— To be done —
Exactly reproduce the line containing "Convert this screenshot" and all later lines to the end of the entries, leaving the pictures out of your copy.
■ ■ ■
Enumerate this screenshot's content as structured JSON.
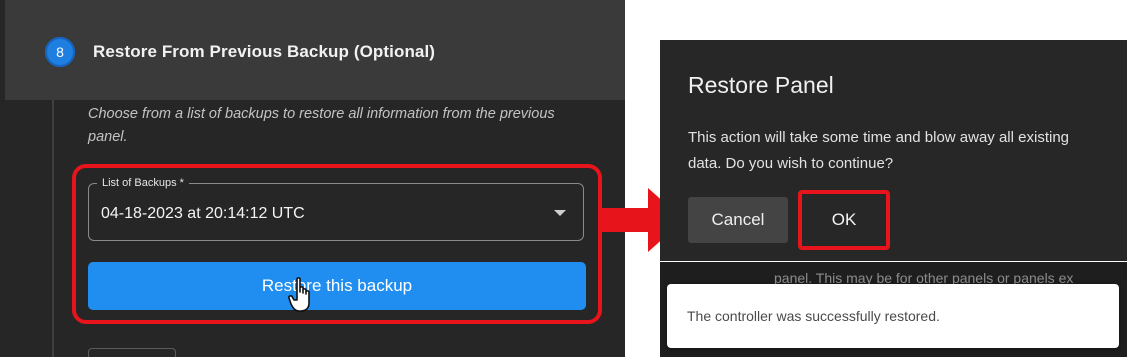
{
  "step": {
    "number": "8",
    "title": "Restore From Previous Backup (Optional)",
    "description": "Choose from a list of backups to restore all information from the previous panel."
  },
  "backup_select": {
    "label": "List of Backups *",
    "value": "04-18-2023 at 20:14:12 UTC"
  },
  "restore_button": {
    "label": "Restore this backup"
  },
  "dialog": {
    "title": "Restore Panel",
    "message": "This action will take some time and blow away all existing data. Do you wish to continue?",
    "cancel_label": "Cancel",
    "ok_label": "OK"
  },
  "background_text": "panel. This may be for other panels or panels ex",
  "toast": {
    "message": "The controller was successfully restored."
  },
  "colors": {
    "accent_blue": "#1f8ef0",
    "highlight_red": "#e8141c",
    "panel_dark": "#262626"
  },
  "icons": [
    "chevron-down-icon",
    "hand-pointer-icon",
    "right-arrow-icon"
  ]
}
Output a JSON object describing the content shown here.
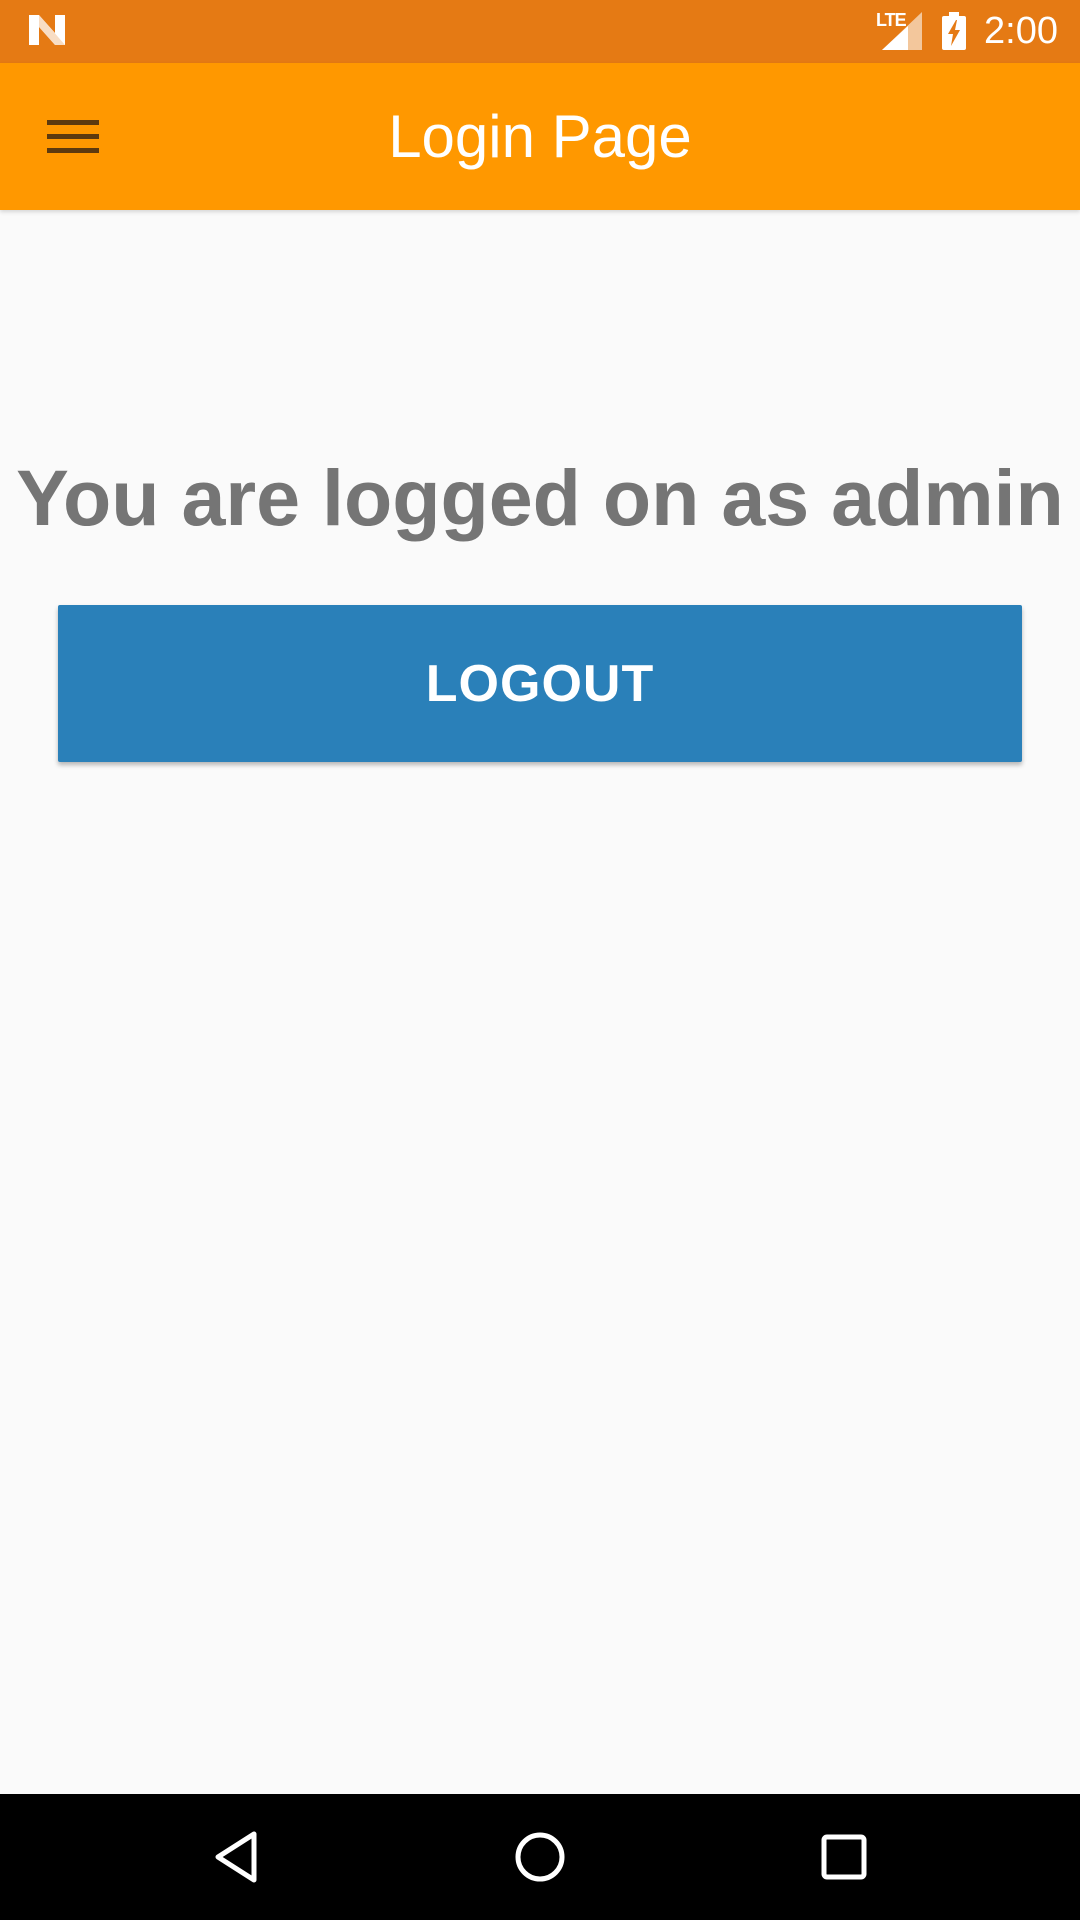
{
  "status_bar": {
    "network_label": "LTE",
    "time": "2:00",
    "icons": [
      "android-n-icon",
      "lte-signal-icon",
      "battery-charging-icon"
    ]
  },
  "app_bar": {
    "title": "Login Page",
    "menu_icon": "hamburger-menu-icon",
    "background_color": "#ff9800"
  },
  "main": {
    "status_message": "You are logged on as admin",
    "logout_label": "LOGOUT",
    "button_color": "#2a80b9"
  },
  "nav_bar": {
    "icons": [
      "back-icon",
      "home-icon",
      "recents-icon"
    ]
  }
}
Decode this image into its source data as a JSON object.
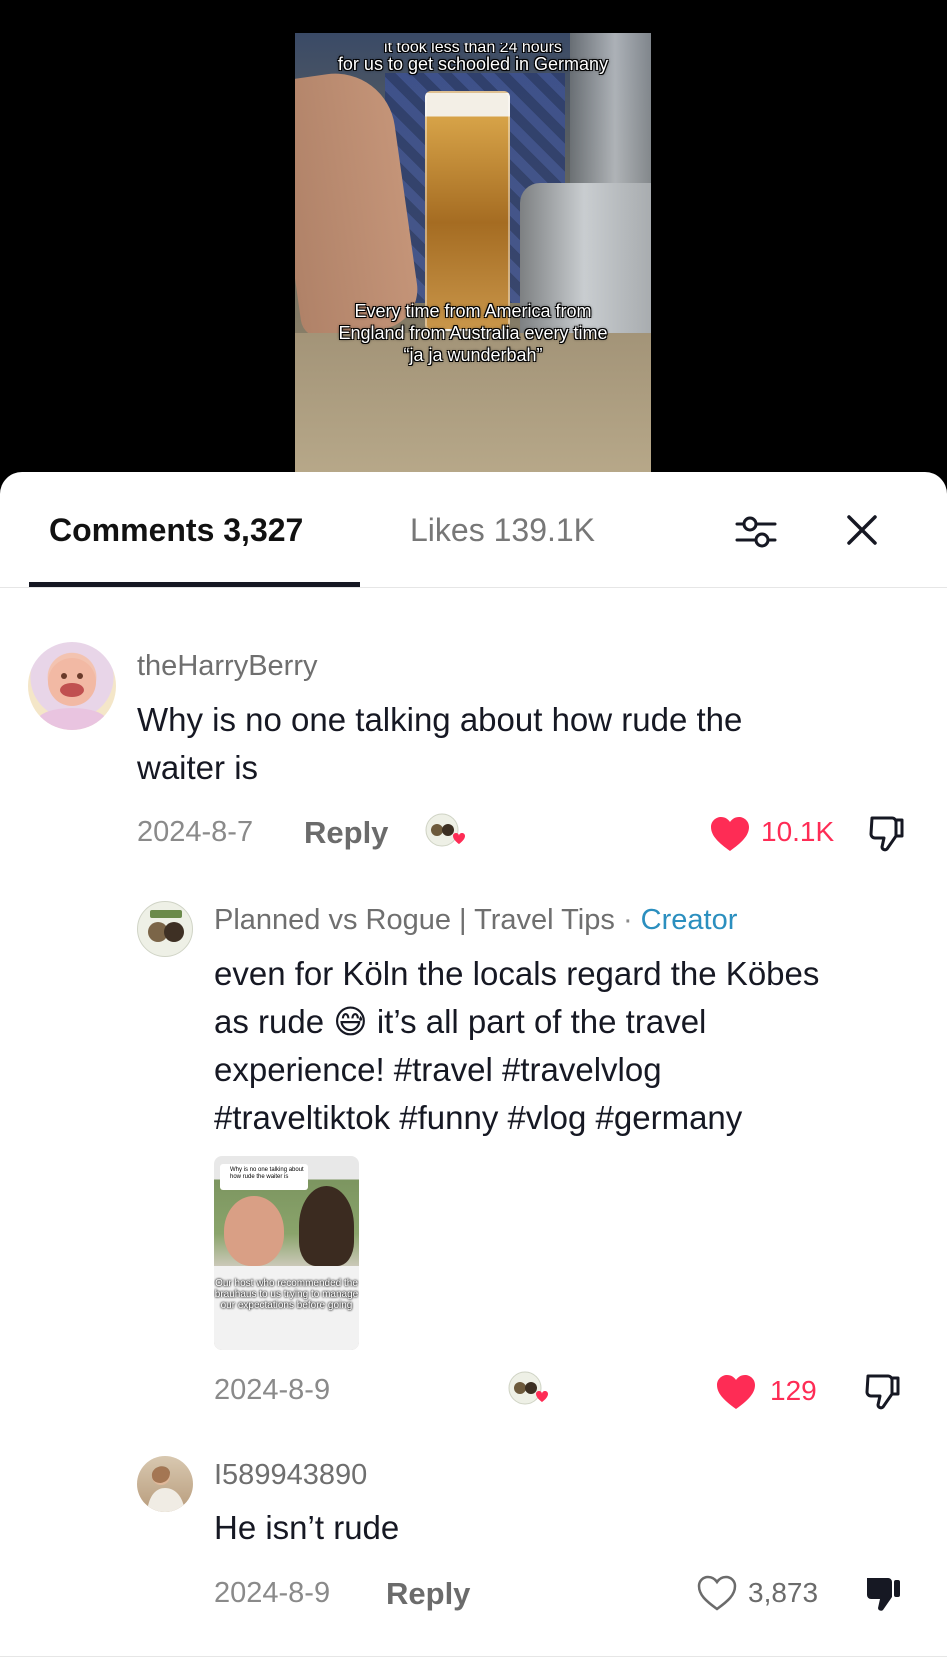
{
  "video": {
    "caption_top_cut": "it took less than 24 hours",
    "caption_top": "for us to get schooled in Germany",
    "caption_bottom": "Every time from America from England from Australia every time “ja ja wunderbah”"
  },
  "tabs": {
    "comments": "Comments 3,327",
    "likes": "Likes 139.1K"
  },
  "icons": {
    "filter": "filter-sliders-icon",
    "close": "close-icon",
    "like_filled": "heart-filled-icon",
    "like_outline": "heart-outline-icon",
    "dislike": "thumbs-down-icon"
  },
  "colors": {
    "like_red": "#fe2c55",
    "creator_blue": "#2b8fbf"
  },
  "comments": [
    {
      "username": "theHarryBerry",
      "text_line1": "Why is no one talking about how rude the",
      "text_line2": "waiter is",
      "date": "2024-8-7",
      "reply": "Reply",
      "likes": "10.1K",
      "liked": true
    },
    {
      "username": "Planned vs Rogue | Travel Tips",
      "separator": "·",
      "tag": "Creator",
      "text_line1": "even for Köln the locals regard the Köbes",
      "text_line2a": "as rude",
      "emoji": "😅",
      "text_line2b": "it’s all part of the travel",
      "text_line3": "experience! #travel #travelvlog",
      "text_line4": "#traveltiktok #funny #vlog #germany",
      "attachment_caption_top": "Why is no one talking about how rude the waiter is",
      "attachment_caption": "Our host who recommended the brauhaus to us trying to manage our expectations before going",
      "date": "2024-8-9",
      "likes": "129",
      "liked": true
    },
    {
      "username": "I589943890",
      "text_line1": "He isn’t rude",
      "date": "2024-8-9",
      "reply": "Reply",
      "likes": "3,873",
      "liked": false
    }
  ]
}
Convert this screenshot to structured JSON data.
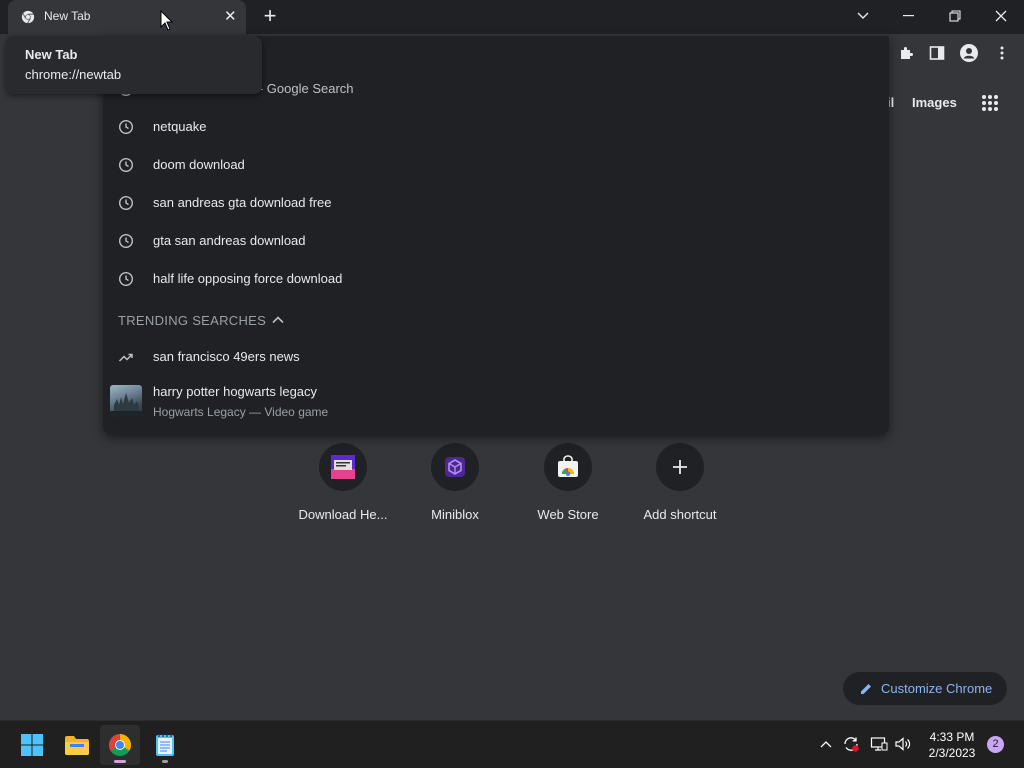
{
  "tab": {
    "title": "New Tab",
    "close": "✕"
  },
  "newtab_button": "+",
  "hovercard": {
    "title": "New Tab",
    "url": "chrome://newtab"
  },
  "header_links": {
    "gmail_partial": "il",
    "images": "Images"
  },
  "omnibox": {
    "suggestions": [
      {
        "text": "e - Google Search",
        "icon": "clock-icon"
      },
      {
        "text": "netquake",
        "icon": "clock-icon"
      },
      {
        "text": "doom download",
        "icon": "clock-icon"
      },
      {
        "text": "san andreas gta download free",
        "icon": "clock-icon"
      },
      {
        "text": "gta san andreas download",
        "icon": "clock-icon"
      },
      {
        "text": "half life opposing force download",
        "icon": "clock-icon"
      }
    ],
    "trending_header": "TRENDING SEARCHES",
    "trending": [
      {
        "text": "san francisco 49ers news",
        "icon": "trending-icon"
      }
    ],
    "entity": {
      "title": "harry potter hogwarts legacy",
      "subtitle": "Hogwarts Legacy — Video game"
    }
  },
  "shortcuts": [
    {
      "label": "Download He...",
      "icon": "download-heroes-icon"
    },
    {
      "label": "Miniblox",
      "icon": "miniblox-icon"
    },
    {
      "label": "Web Store",
      "icon": "web-store-icon"
    },
    {
      "label": "Add shortcut",
      "icon": "plus-icon"
    }
  ],
  "customize": {
    "label": "Customize Chrome"
  },
  "taskbar": {
    "time": "4:33 PM",
    "date": "2/3/2023",
    "notifications": "2"
  },
  "colors": {
    "background": "#35363a",
    "dropdown": "#202124",
    "accent": "#8ab4f8"
  }
}
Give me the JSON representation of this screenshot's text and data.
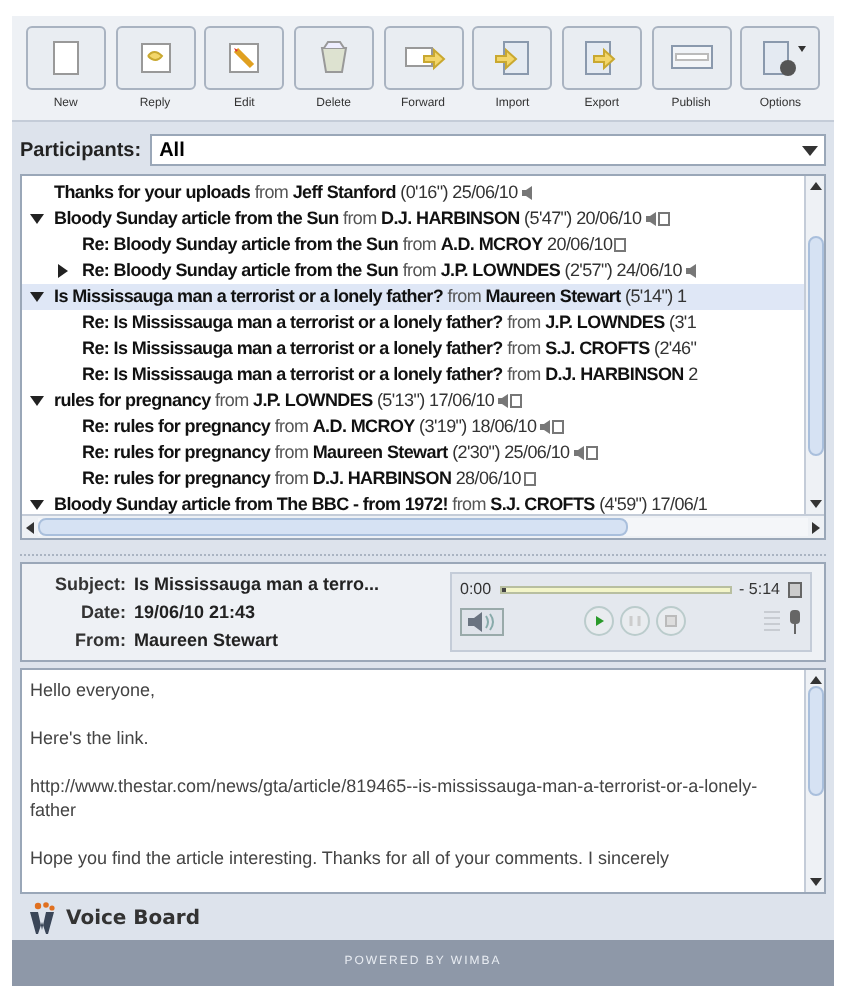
■ ■ ■
— Response below —
Convert this screenshot to structured JSON data.
{
  "tab": {
    "title": "New Tab",
    "close": "✕"
  },
  "newtab_button": "+",
  "hovercard": {
    "title": "New Tab",
    "url": "chrome://newtab"
  },
  "header_links": {
    "gmail_partial": "il",
    "images": "Images"
  },
  "omnibox": {
    "suggestions": [
      {
        "text": "e - Google Search",
        "icon": "clock-icon"
      },
      {
        "text": "netquake",
        "icon": "clock-icon"
      },
      {
        "text": "doom download",
        "icon": "clock-icon"
      },
      {
        "text": "san andreas gta download free",
        "icon": "clock-icon"
      },
      {
        "text": "gta san andreas download",
        "icon": "clock-icon"
      },
      {
        "text": "half life opposing force download",
        "icon": "clock-icon"
      }
    ],
    "trending_header": "TRENDING SEARCHES",
    "trending": [
      {
        "text": "san francisco 49ers news",
        "icon": "trending-icon"
      }
    ],
    "entity": {
      "title": "harry potter hogwarts legacy",
      "subtitle": "Hogwarts Legacy — Video game"
    }
  },
  "shortcuts": [
    {
      "label": "Download He...",
      "icon": "download-heroes-icon"
    },
    {
      "label": "Miniblox",
      "icon": "miniblox-icon"
    },
    {
      "label": "Web Store",
      "icon": "web-store-icon"
    },
    {
      "label": "Add shortcut",
      "icon": "plus-icon"
    }
  ],
  "customize": {
    "label": "Customize Chrome"
  },
  "taskbar": {
    "time": "4:33 PM",
    "date": "2/3/2023",
    "notifications": "2"
  },
  "colors": {
    "background": "#35363a",
    "dropdown": "#202124",
    "accent": "#8ab4f8"
  }
}
Give me the JSON representation of this screenshot's text and data.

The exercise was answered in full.